(Records from a collection of figures)
■ ■ ■ ■ ■ ■ ■
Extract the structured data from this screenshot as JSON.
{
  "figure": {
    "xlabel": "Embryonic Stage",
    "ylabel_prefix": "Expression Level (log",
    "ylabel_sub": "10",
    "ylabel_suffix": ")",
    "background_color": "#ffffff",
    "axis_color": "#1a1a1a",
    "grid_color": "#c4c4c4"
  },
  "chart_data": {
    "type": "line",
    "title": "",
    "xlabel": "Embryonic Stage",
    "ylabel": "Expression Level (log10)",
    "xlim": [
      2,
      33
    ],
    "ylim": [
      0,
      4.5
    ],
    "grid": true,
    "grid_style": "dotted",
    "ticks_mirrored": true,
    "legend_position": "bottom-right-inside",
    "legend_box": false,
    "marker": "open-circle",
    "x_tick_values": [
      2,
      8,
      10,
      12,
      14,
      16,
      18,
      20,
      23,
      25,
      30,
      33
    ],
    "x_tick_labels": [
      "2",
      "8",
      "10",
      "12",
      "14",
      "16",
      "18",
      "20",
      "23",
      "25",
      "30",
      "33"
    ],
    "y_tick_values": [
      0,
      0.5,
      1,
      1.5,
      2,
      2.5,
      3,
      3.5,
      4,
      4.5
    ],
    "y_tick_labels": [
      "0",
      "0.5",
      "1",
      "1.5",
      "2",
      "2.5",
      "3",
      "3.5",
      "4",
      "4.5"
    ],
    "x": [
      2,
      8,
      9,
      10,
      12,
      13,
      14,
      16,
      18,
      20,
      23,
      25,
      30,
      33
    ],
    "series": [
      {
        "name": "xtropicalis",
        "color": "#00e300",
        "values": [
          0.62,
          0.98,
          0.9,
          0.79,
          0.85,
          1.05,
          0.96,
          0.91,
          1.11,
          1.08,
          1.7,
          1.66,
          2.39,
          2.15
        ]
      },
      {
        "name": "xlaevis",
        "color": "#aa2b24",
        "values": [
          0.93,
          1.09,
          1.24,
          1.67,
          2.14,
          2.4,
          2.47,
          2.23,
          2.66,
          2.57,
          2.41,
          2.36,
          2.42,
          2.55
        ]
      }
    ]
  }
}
■ ■ ■ ■ ■ ■ ■
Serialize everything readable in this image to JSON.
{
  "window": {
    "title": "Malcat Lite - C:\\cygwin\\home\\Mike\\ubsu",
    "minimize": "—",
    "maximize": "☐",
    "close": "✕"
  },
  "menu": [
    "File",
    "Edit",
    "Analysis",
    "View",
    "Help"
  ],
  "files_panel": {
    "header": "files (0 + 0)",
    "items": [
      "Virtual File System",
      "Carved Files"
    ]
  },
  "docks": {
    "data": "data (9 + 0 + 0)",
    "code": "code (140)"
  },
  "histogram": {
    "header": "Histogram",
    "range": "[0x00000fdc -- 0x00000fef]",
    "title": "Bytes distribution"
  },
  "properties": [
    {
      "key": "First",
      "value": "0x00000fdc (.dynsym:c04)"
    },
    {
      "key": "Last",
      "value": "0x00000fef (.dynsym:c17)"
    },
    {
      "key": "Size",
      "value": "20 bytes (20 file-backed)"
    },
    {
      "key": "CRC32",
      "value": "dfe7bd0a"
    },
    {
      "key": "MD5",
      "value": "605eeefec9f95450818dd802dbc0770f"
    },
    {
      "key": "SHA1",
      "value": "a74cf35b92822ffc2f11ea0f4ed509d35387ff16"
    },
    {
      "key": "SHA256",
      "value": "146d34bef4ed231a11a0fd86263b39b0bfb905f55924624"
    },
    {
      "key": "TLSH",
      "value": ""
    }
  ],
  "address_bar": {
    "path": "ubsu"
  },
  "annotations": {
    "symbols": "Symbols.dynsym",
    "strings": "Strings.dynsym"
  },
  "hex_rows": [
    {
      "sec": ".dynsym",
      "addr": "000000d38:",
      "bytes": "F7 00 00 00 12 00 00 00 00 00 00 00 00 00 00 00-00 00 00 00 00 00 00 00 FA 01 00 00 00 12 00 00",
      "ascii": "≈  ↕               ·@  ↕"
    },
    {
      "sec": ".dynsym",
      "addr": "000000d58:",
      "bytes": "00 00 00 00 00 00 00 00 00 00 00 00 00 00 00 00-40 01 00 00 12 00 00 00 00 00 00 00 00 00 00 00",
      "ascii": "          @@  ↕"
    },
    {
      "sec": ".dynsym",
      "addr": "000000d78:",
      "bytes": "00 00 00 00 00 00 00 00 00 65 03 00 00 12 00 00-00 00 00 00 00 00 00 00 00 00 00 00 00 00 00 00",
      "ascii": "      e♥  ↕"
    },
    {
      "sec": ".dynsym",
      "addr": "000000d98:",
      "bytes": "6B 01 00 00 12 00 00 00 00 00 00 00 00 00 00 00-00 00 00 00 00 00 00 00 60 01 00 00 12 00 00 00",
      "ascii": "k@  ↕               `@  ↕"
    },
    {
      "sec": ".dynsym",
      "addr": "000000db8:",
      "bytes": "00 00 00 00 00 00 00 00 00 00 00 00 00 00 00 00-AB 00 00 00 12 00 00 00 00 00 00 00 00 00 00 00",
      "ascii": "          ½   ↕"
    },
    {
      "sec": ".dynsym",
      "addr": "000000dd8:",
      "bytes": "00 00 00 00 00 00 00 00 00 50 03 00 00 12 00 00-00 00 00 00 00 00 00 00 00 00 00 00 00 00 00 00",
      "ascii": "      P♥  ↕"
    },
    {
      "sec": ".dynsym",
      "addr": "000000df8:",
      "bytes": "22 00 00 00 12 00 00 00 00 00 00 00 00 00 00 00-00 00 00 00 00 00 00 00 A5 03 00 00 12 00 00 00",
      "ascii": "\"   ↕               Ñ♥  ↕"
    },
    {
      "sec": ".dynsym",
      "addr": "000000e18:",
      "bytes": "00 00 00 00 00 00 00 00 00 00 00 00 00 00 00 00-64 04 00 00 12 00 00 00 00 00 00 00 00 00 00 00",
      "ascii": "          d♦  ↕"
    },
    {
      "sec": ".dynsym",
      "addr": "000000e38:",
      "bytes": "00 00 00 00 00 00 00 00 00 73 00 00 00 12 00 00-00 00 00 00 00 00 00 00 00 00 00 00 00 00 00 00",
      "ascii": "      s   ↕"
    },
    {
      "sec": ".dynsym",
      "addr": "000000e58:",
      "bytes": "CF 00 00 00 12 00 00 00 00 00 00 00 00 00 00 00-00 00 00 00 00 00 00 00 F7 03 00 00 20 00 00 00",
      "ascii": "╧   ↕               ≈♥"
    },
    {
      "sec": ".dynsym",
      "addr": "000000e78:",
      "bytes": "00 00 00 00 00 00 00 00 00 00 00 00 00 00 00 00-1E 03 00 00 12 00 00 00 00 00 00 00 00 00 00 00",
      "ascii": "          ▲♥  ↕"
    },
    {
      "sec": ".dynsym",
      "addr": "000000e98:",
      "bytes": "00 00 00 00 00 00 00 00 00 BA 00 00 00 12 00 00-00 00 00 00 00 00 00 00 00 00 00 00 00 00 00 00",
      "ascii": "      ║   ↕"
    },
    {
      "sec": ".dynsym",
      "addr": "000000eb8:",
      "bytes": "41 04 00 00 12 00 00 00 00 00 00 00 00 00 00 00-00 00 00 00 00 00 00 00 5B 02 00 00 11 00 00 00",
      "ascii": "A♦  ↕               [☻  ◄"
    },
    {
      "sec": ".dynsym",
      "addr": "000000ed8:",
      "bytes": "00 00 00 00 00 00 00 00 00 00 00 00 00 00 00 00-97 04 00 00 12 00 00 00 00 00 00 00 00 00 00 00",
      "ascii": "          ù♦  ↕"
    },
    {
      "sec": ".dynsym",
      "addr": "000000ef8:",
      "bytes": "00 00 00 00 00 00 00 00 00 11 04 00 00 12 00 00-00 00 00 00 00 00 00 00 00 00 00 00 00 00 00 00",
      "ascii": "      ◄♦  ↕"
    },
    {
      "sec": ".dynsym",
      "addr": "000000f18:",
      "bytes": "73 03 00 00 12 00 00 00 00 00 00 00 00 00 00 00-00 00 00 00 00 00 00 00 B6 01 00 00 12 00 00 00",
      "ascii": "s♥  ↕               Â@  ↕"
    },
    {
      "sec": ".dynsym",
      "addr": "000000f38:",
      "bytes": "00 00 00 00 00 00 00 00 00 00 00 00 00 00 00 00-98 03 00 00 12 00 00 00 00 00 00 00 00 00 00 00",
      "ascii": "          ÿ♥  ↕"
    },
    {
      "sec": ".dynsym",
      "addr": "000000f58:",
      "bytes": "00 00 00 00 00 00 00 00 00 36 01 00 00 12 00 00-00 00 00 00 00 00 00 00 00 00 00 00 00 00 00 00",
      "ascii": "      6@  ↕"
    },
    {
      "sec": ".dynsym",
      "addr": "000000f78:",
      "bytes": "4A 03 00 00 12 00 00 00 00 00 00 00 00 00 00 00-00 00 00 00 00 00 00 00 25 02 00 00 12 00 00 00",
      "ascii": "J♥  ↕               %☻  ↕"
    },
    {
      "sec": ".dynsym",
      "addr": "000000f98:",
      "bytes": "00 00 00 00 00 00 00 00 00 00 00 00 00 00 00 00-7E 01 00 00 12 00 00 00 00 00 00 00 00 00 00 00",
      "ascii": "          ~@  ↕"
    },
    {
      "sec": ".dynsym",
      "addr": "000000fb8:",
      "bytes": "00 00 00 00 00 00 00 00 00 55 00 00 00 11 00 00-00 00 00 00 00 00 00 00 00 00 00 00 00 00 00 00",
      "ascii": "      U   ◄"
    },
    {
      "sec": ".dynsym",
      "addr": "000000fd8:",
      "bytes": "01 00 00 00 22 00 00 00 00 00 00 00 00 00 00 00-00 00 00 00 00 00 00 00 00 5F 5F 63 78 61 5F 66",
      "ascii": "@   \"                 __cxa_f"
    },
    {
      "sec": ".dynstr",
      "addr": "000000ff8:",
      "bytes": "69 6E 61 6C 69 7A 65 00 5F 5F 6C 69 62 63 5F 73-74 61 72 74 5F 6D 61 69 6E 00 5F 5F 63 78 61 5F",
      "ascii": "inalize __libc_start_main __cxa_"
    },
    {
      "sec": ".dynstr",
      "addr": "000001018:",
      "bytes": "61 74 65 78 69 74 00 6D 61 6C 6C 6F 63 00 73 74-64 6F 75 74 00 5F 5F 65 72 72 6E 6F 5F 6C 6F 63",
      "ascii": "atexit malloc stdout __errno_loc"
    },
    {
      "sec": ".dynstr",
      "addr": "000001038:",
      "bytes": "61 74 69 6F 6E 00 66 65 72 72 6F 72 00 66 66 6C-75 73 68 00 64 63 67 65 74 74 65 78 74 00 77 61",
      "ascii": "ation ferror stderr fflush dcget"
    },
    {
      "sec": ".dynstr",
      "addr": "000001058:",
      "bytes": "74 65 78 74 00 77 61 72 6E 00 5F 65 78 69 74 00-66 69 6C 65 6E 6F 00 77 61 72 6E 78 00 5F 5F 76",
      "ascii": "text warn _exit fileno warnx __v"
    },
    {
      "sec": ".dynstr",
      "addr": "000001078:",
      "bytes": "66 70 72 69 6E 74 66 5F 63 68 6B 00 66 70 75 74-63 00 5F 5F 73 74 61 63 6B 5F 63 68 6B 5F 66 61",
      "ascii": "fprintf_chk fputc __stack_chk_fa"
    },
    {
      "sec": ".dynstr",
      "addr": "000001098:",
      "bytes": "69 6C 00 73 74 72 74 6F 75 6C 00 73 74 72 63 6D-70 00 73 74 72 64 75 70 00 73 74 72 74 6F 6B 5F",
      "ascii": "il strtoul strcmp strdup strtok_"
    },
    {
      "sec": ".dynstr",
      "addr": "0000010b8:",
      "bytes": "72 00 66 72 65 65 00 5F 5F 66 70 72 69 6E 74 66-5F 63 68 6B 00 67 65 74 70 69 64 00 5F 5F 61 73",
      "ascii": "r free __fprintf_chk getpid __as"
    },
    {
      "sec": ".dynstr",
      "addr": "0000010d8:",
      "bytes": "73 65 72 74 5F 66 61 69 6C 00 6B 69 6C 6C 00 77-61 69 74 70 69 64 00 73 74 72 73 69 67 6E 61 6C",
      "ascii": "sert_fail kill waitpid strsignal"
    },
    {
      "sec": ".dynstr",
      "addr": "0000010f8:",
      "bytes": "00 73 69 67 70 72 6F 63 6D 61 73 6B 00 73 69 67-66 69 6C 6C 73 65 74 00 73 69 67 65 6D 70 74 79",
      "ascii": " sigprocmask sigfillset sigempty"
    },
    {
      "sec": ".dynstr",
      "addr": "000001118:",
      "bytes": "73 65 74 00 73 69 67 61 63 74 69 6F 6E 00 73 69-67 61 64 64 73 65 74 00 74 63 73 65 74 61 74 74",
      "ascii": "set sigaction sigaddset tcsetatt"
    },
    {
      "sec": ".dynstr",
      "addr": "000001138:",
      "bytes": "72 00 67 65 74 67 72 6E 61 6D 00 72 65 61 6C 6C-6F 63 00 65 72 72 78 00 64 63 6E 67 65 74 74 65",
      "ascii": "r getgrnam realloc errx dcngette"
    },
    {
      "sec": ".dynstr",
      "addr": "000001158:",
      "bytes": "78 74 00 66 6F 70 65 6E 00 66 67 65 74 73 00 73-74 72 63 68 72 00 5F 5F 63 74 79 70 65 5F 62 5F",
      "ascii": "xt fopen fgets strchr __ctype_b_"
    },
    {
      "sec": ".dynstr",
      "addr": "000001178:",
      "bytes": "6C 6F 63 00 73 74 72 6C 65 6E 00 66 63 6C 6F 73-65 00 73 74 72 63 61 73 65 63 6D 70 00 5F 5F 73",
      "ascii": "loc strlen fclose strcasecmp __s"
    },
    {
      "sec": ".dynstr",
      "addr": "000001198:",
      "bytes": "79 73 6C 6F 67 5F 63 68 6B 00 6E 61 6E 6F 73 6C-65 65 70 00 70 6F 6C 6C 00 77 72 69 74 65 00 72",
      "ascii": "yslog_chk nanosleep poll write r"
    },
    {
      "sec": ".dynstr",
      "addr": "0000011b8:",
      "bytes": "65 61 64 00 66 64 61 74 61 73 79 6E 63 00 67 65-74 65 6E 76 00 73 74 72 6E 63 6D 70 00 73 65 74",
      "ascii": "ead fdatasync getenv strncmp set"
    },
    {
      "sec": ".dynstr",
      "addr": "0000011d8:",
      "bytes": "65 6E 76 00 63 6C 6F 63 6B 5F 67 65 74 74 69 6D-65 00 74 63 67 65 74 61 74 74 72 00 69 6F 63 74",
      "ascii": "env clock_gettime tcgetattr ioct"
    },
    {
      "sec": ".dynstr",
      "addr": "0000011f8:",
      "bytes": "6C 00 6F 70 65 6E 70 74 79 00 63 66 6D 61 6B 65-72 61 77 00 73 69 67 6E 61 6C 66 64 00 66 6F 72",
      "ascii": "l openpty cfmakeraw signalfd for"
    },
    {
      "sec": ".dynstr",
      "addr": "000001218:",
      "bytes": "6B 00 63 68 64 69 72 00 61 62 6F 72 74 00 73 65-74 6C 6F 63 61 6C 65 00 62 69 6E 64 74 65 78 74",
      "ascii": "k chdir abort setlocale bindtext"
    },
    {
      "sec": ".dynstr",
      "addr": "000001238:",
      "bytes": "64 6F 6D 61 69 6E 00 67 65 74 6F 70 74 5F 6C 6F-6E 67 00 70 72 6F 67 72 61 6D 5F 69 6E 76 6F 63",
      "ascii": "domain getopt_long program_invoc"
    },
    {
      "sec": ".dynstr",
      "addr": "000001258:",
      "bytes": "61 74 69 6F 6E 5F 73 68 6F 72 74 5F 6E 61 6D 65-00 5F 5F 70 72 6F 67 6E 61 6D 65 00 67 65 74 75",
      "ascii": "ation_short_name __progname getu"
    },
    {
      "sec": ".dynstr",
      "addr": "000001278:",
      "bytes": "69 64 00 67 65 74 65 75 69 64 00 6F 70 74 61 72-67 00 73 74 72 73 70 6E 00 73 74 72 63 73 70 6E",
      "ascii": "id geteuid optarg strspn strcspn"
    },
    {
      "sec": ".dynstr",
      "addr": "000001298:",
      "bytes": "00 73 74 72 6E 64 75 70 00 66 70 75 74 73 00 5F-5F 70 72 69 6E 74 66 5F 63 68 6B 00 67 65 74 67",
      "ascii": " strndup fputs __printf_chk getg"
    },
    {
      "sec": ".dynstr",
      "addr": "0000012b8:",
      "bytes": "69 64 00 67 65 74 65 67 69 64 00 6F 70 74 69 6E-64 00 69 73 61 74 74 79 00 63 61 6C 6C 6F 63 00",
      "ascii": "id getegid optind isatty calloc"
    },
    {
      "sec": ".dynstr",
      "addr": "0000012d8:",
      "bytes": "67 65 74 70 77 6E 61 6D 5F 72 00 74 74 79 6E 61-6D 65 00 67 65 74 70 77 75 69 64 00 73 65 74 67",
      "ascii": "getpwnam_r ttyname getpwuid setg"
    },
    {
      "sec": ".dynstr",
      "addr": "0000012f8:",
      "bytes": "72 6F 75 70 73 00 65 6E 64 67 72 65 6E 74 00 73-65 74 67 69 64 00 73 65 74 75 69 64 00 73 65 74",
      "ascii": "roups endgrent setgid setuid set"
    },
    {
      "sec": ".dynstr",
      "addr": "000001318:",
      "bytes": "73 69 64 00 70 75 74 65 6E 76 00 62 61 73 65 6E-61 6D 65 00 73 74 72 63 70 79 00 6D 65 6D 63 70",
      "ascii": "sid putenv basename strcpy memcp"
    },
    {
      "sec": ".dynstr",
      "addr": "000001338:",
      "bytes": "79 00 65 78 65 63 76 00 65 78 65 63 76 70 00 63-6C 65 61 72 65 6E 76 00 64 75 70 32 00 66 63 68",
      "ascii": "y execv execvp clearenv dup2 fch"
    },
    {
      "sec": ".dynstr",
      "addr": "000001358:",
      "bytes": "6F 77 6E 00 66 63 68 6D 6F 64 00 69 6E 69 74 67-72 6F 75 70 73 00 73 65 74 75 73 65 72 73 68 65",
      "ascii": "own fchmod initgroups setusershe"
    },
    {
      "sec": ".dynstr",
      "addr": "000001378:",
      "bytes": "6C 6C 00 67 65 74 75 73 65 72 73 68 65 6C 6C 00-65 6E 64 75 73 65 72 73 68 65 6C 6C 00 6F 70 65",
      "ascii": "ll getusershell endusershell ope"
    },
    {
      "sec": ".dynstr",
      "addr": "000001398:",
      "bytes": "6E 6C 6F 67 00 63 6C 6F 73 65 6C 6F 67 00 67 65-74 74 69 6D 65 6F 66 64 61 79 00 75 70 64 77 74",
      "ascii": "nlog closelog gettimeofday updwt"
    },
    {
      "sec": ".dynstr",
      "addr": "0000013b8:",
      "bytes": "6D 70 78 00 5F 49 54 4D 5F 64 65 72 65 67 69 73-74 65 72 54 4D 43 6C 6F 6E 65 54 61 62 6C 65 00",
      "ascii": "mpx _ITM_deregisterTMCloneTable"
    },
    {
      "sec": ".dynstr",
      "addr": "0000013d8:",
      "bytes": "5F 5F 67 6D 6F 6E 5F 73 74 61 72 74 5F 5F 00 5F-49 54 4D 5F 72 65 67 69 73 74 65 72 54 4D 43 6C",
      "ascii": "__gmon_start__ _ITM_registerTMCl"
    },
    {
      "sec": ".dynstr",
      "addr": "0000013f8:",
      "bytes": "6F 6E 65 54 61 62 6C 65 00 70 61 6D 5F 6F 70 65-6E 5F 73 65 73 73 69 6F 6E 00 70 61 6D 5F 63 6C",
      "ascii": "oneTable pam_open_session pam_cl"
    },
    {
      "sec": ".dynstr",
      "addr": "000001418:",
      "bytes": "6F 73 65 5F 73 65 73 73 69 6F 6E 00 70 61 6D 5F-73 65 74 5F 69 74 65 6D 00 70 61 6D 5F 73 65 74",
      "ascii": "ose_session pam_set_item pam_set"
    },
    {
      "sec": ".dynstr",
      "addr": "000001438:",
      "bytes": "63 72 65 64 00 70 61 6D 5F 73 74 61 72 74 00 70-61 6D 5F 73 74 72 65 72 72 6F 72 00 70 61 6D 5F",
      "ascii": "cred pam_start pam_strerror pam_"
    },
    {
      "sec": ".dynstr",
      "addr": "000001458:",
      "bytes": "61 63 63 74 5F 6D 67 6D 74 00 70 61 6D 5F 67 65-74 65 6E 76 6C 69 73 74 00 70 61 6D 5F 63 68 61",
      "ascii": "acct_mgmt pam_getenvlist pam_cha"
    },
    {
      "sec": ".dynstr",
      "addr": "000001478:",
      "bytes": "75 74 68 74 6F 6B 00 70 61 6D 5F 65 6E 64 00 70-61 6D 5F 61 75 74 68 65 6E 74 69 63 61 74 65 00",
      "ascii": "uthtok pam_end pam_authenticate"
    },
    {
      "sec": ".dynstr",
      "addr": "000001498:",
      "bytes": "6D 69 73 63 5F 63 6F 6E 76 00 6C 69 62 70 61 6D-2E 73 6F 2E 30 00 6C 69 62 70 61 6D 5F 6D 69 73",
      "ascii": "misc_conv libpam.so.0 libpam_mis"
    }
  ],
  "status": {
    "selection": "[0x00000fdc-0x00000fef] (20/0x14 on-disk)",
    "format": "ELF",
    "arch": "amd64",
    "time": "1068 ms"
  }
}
■ ■ ■ ■ ■ ■ ■
● Goal of the exercise
Return every line above that contains the word "ubsu".

● Result
    "title": "Malcat Lite - C:\\cygwin\\home\\Mike\\ubsu",
    "path": "ubsu"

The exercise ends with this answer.